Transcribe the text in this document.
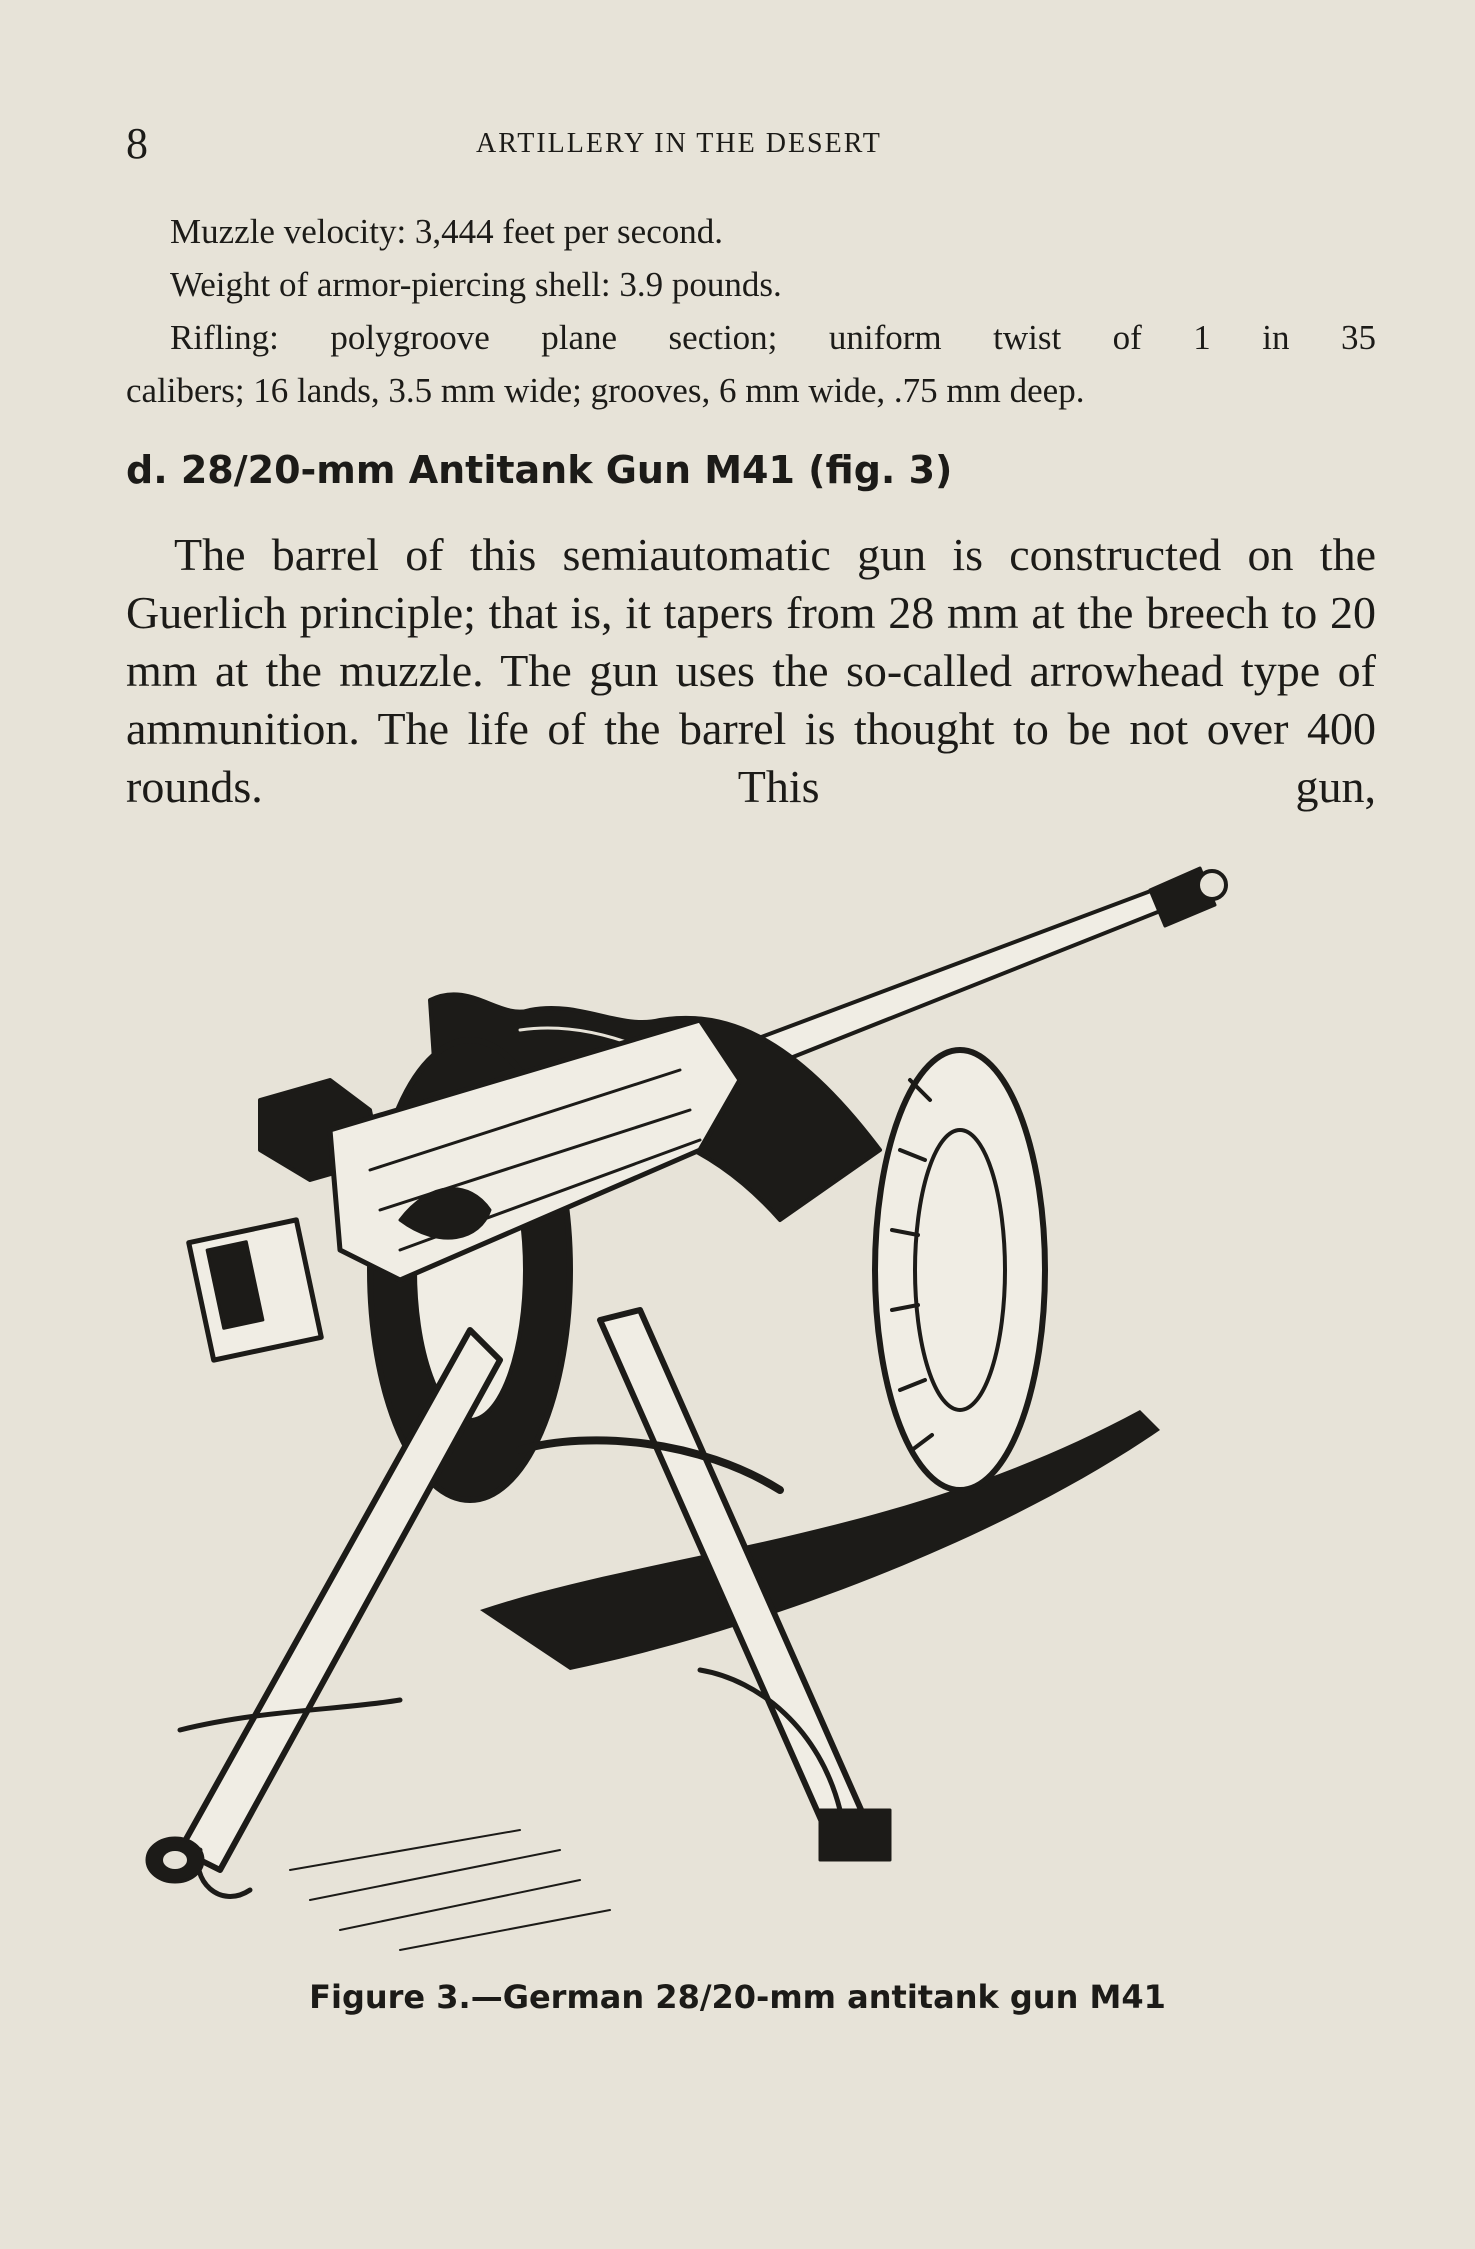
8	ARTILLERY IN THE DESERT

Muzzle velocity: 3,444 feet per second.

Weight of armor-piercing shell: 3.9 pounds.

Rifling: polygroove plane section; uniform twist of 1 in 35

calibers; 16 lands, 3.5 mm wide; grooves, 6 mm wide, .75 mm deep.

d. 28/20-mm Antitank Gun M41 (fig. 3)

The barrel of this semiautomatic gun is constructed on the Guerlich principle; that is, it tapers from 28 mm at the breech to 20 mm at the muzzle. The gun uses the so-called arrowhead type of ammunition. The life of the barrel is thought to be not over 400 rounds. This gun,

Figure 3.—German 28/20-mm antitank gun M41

> Your goal
Look through the listing above. Pick out each line with "this" and copy it.

> Output of the exercise
Transcribe the text in this document.
The barrel of this semiautomatic gun is constructed on the Guerlich principle; that is, it tapers from 28 mm at the breech to 20 mm at the muzzle. The gun uses the so-called arrowhead type of ammunition. The life of the barrel is thought to be not over 400 rounds. This gun,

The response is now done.